[Dataset excerpts]
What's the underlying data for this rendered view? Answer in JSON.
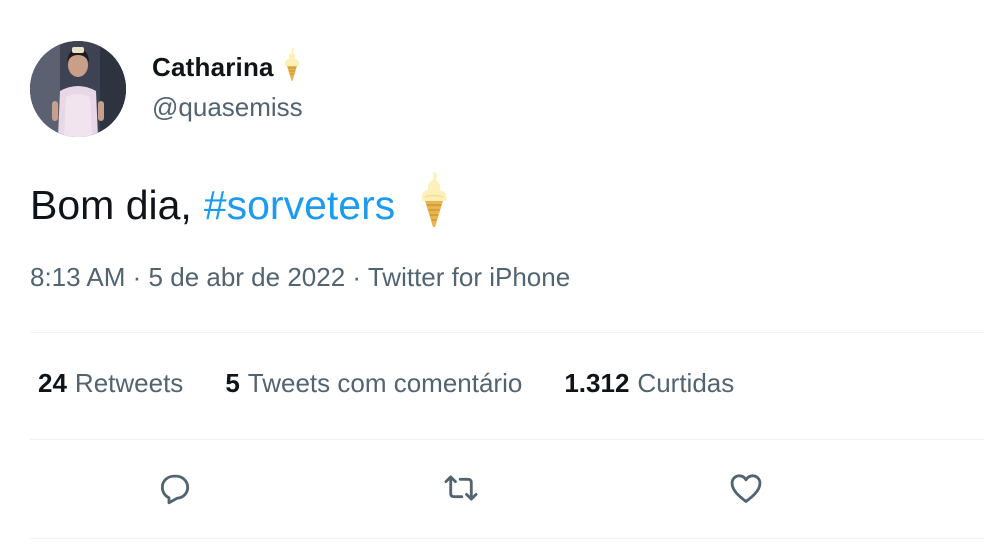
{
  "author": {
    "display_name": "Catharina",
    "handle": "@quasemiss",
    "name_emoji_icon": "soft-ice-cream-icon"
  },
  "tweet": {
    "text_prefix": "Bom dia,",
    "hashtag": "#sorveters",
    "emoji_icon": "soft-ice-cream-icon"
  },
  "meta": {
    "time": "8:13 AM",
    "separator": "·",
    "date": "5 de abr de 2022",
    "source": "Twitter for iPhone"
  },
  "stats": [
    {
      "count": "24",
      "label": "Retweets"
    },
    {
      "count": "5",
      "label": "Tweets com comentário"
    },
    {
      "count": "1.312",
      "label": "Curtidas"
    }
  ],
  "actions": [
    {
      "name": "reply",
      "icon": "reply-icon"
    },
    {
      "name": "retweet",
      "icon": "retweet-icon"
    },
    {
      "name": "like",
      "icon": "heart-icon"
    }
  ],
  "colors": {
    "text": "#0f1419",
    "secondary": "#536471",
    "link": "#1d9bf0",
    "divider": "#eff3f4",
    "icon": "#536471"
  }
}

--

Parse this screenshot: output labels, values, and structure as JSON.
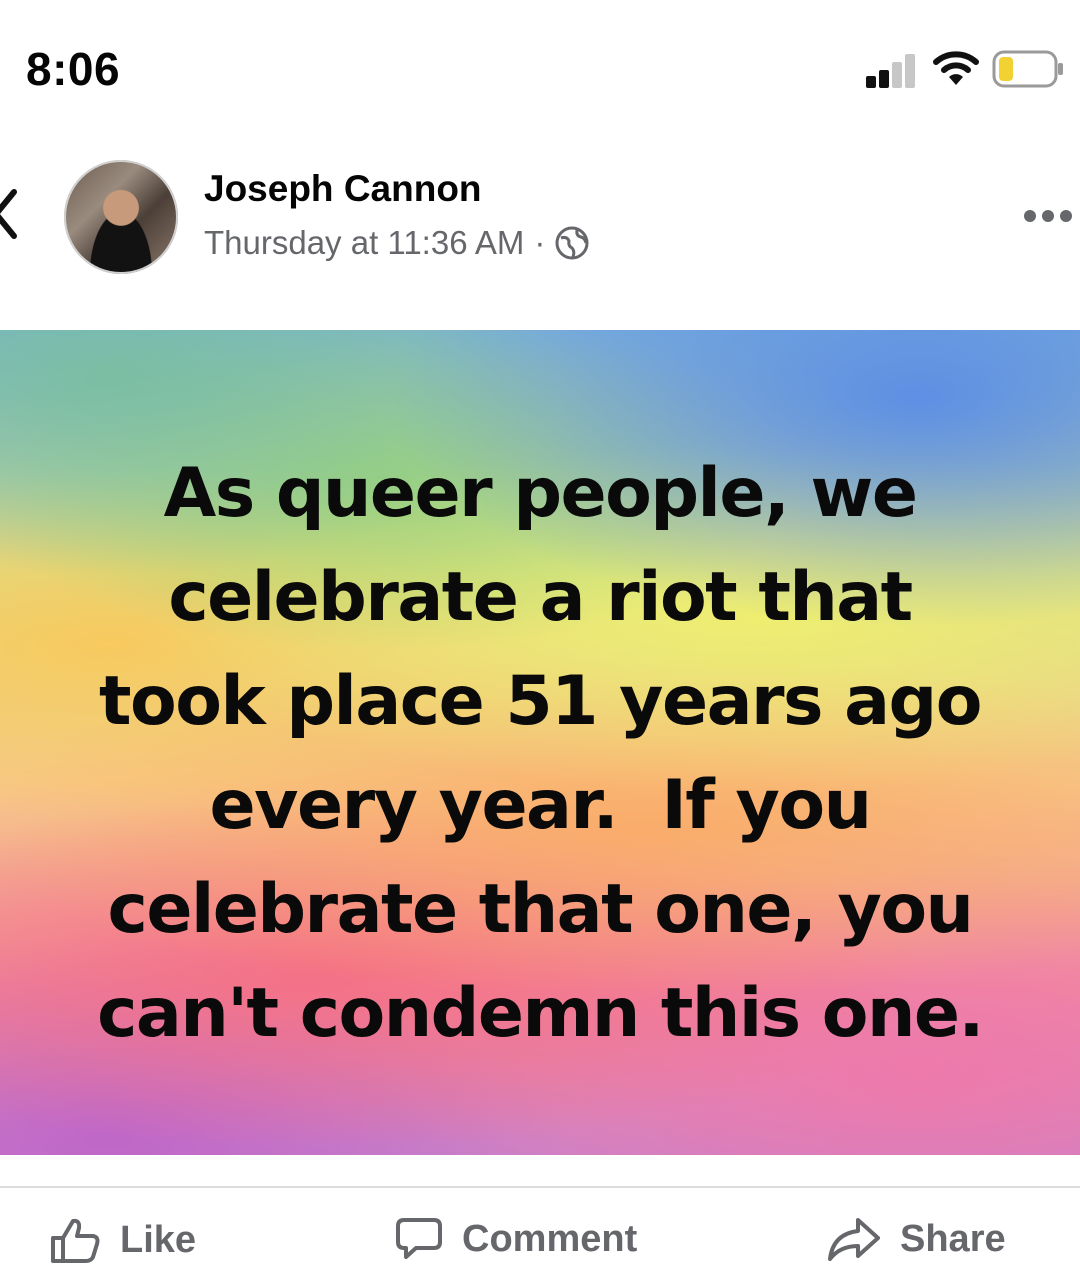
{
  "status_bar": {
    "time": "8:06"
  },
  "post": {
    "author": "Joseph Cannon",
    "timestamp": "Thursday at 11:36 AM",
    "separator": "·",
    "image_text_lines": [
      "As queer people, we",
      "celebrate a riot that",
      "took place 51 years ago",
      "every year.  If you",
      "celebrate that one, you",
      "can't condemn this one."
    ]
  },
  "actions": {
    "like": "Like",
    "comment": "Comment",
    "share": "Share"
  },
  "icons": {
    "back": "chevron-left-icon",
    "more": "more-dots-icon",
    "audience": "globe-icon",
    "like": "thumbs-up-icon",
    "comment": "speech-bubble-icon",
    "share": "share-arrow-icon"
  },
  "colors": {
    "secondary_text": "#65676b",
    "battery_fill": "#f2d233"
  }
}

▶ _Requirements_:
List the lines of the records where "that" occurs.

▶ _Written reply_:
      "celebrate a riot that",
      "celebrate that one, you",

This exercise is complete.